■ **Request**
Copy out each line that includes the word "title".

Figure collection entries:
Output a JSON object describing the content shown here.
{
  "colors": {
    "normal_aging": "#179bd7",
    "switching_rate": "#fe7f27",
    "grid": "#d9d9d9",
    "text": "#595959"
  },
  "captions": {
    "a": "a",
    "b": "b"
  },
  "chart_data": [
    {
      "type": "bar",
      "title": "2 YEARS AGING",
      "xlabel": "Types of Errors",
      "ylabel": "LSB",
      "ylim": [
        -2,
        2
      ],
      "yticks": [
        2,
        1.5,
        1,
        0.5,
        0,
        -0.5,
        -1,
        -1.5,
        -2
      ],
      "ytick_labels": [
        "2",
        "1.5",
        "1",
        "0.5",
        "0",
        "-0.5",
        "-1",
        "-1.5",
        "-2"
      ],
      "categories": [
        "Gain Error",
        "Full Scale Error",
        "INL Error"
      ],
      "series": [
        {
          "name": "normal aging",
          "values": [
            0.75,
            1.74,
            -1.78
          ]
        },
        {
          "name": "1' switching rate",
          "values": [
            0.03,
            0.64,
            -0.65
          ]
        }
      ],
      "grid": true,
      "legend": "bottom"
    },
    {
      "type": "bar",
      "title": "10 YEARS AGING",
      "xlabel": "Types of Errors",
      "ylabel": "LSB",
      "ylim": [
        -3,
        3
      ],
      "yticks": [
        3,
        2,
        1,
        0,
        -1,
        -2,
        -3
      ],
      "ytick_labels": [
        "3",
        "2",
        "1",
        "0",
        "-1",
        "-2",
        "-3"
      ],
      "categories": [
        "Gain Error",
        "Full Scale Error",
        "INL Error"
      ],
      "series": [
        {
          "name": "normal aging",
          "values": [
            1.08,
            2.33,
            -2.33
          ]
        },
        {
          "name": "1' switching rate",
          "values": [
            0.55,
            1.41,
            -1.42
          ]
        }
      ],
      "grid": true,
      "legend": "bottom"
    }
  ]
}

■ **Response to this task**
      "title": "2 YEARS AGING",
      "title": "10 YEARS AGING",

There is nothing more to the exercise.